Material for this exercise:
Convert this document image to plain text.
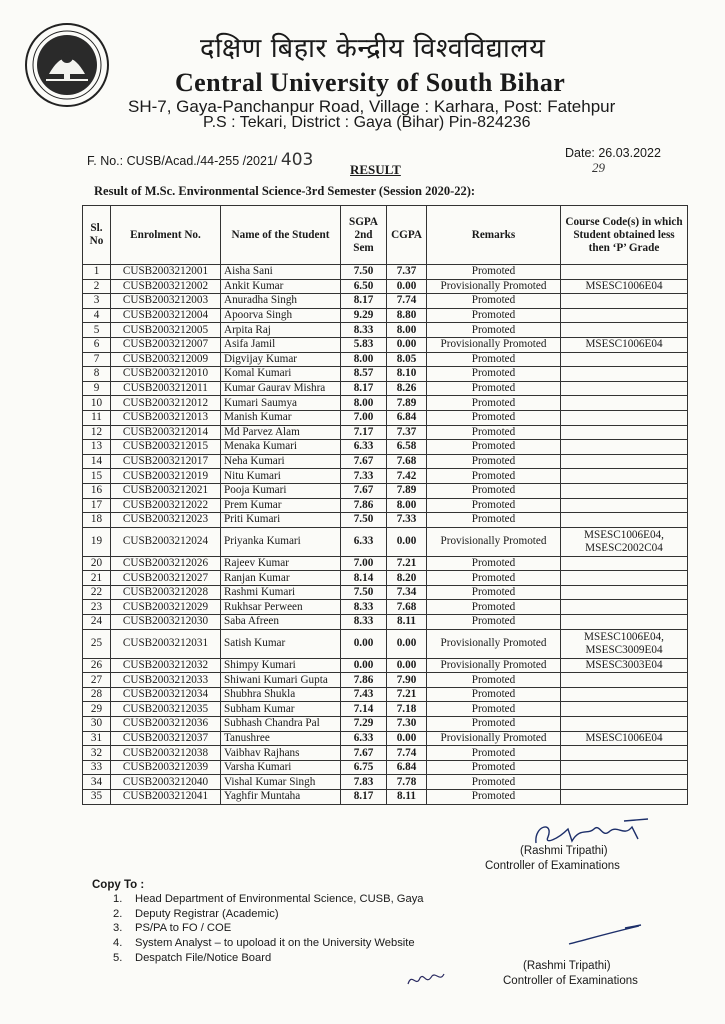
दक्षिण बिहार केन्द्रीय विश्वविद्यालय
Central University of South Bihar
SH-7, Gaya-Panchanpur Road, Village : Karhara, Post: Fatehpur
P.S : Tekari, District : Gaya (Bihar) Pin-824236
F. No.: CUSB/Acad./44-255 /2021/ 403	Date: 26.03.2022
29
RESULT
Result of M.Sc. Environmental Science-3rd Semester (Session 2020-22):
Sl. No	Enrolment No.	Name of the Student	SGPA 2nd Sem	CGPA	Remarks	Course Code(s) in which Student obtained less then ‘P’ Grade
1	CUSB2003212001	Aisha Sani	7.50	7.37	Promoted	
2	CUSB2003212002	Ankit Kumar	6.50	0.00	Provisionally Promoted	MSESC1006E04
3	CUSB2003212003	Anuradha Singh	8.17	7.74	Promoted	
4	CUSB2003212004	Apoorva Singh	9.29	8.80	Promoted	
5	CUSB2003212005	Arpita Raj	8.33	8.00	Promoted	
6	CUSB2003212007	Asifa Jamil	5.83	0.00	Provisionally Promoted	MSESC1006E04
7	CUSB2003212009	Digvijay Kumar	8.00	8.05	Promoted	
8	CUSB2003212010	Komal Kumari	8.57	8.10	Promoted	
9	CUSB2003212011	Kumar Gaurav Mishra	8.17	8.26	Promoted	
10	CUSB2003212012	Kumari Saumya	8.00	7.89	Promoted	
11	CUSB2003212013	Manish Kumar	7.00	6.84	Promoted	
12	CUSB2003212014	Md Parvez Alam	7.17	7.37	Promoted	
13	CUSB2003212015	Menaka Kumari	6.33	6.58	Promoted	
14	CUSB2003212017	Neha Kumari	7.67	7.68	Promoted	
15	CUSB2003212019	Nitu Kumari	7.33	7.42	Promoted	
16	CUSB2003212021	Pooja Kumari	7.67	7.89	Promoted	
17	CUSB2003212022	Prem Kumar	7.86	8.00	Promoted	
18	CUSB2003212023	Priti Kumari	7.50	7.33	Promoted	
19	CUSB2003212024	Priyanka Kumari	6.33	0.00	Provisionally Promoted	MSESC1006E04, MSESC2002C04
20	CUSB2003212026	Rajeev Kumar	7.00	7.21	Promoted	
21	CUSB2003212027	Ranjan Kumar	8.14	8.20	Promoted	
22	CUSB2003212028	Rashmi Kumari	7.50	7.34	Promoted	
23	CUSB2003212029	Rukhsar Perween	8.33	7.68	Promoted	
24	CUSB2003212030	Saba Afreen	8.33	8.11	Promoted	
25	CUSB2003212031	Satish Kumar	0.00	0.00	Provisionally Promoted	MSESC1006E04, MSESC3009E04
26	CUSB2003212032	Shimpy Kumari	0.00	0.00	Provisionally Promoted	MSESC3003E04
27	CUSB2003212033	Shiwani Kumari Gupta	7.86	7.90	Promoted	
28	CUSB2003212034	Shubhra Shukla	7.43	7.21	Promoted	
29	CUSB2003212035	Subham Kumar	7.14	7.18	Promoted	
30	CUSB2003212036	Subhash Chandra Pal	7.29	7.30	Promoted	
31	CUSB2003212037	Tanushree	6.33	0.00	Provisionally Promoted	MSESC1006E04
32	CUSB2003212038	Vaibhav Rajhans	7.67	7.74	Promoted	
33	CUSB2003212039	Varsha Kumari	6.75	6.84	Promoted	
34	CUSB2003212040	Vishal Kumar Singh	7.83	7.78	Promoted	
35	CUSB2003212041	Yaghfir Muntaha	8.17	8.11	Promoted	
(Rashmi Tripathi)
Controller of Examinations
Copy To :
1. Head Department of Environmental Science, CUSB, Gaya
2. Deputy Registrar (Academic)
3. PS/PA to FO / COE
4. System Analyst – to upoload it on the University Website
5. Despatch File/Notice Board
(Rashmi Tripathi)
Controller of Examinations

What needs to be done: Generate a word-for-word copy of the preceding records, excluding all pictures.

Complete answer:
Convert this document image to plain text.
दक्षिण बिहार केन्द्रीय विश्वविद्यालय
Central University of South Bihar
SH-7, Gaya-Panchanpur Road, Village : Karhara, Post: Fatehpur
P.S : Tekari, District : Gaya (Bihar) Pin-824236
F. No.: CUSB/Acad./44-255 /2021/ 403	Date: 26.03.2022
29
RESULT
Result of M.Sc. Environmental Science-3rd Semester (Session 2020-22):
Sl. No	Enrolment No.	Name of the Student	SGPA 2nd Sem	CGPA	Remarks	Course Code(s) in which Student obtained less then ‘P’ Grade
1	CUSB2003212001	Aisha Sani	7.50	7.37	Promoted	
2	CUSB2003212002	Ankit Kumar	6.50	0.00	Provisionally Promoted	MSESC1006E04
3	CUSB2003212003	Anuradha Singh	8.17	7.74	Promoted	
4	CUSB2003212004	Apoorva Singh	9.29	8.80	Promoted	
5	CUSB2003212005	Arpita Raj	8.33	8.00	Promoted	
6	CUSB2003212007	Asifa Jamil	5.83	0.00	Provisionally Promoted	MSESC1006E04
7	CUSB2003212009	Digvijay Kumar	8.00	8.05	Promoted	
8	CUSB2003212010	Komal Kumari	8.57	8.10	Promoted	
9	CUSB2003212011	Kumar Gaurav Mishra	8.17	8.26	Promoted	
10	CUSB2003212012	Kumari Saumya	8.00	7.89	Promoted	
11	CUSB2003212013	Manish Kumar	7.00	6.84	Promoted	
12	CUSB2003212014	Md Parvez Alam	7.17	7.37	Promoted	
13	CUSB2003212015	Menaka Kumari	6.33	6.58	Promoted	
14	CUSB2003212017	Neha Kumari	7.67	7.68	Promoted	
15	CUSB2003212019	Nitu Kumari	7.33	7.42	Promoted	
16	CUSB2003212021	Pooja Kumari	7.67	7.89	Promoted	
17	CUSB2003212022	Prem Kumar	7.86	8.00	Promoted	
18	CUSB2003212023	Priti Kumari	7.50	7.33	Promoted	
19	CUSB2003212024	Priyanka Kumari	6.33	0.00	Provisionally Promoted	MSESC1006E04, MSESC2002C04
20	CUSB2003212026	Rajeev Kumar	7.00	7.21	Promoted	
21	CUSB2003212027	Ranjan Kumar	8.14	8.20	Promoted	
22	CUSB2003212028	Rashmi Kumari	7.50	7.34	Promoted	
23	CUSB2003212029	Rukhsar Perween	8.33	7.68	Promoted	
24	CUSB2003212030	Saba Afreen	8.33	8.11	Promoted	
25	CUSB2003212031	Satish Kumar	0.00	0.00	Provisionally Promoted	MSESC1006E04, MSESC3009E04
26	CUSB2003212032	Shimpy Kumari	0.00	0.00	Provisionally Promoted	MSESC3003E04
27	CUSB2003212033	Shiwani Kumari Gupta	7.86	7.90	Promoted	
28	CUSB2003212034	Shubhra Shukla	7.43	7.21	Promoted	
29	CUSB2003212035	Subham Kumar	7.14	7.18	Promoted	
30	CUSB2003212036	Subhash Chandra Pal	7.29	7.30	Promoted	
31	CUSB2003212037	Tanushree	6.33	0.00	Provisionally Promoted	MSESC1006E04
32	CUSB2003212038	Vaibhav Rajhans	7.67	7.74	Promoted	
33	CUSB2003212039	Varsha Kumari	6.75	6.84	Promoted	
34	CUSB2003212040	Vishal Kumar Singh	7.83	7.78	Promoted	
35	CUSB2003212041	Yaghfir Muntaha	8.17	8.11	Promoted	
(Rashmi Tripathi)
Controller of Examinations
Copy To :
1. Head Department of Environmental Science, CUSB, Gaya
2. Deputy Registrar (Academic)
3. PS/PA to FO / COE
4. System Analyst – to upoload it on the University Website
5. Despatch File/Notice Board
(Rashmi Tripathi)
Controller of Examinations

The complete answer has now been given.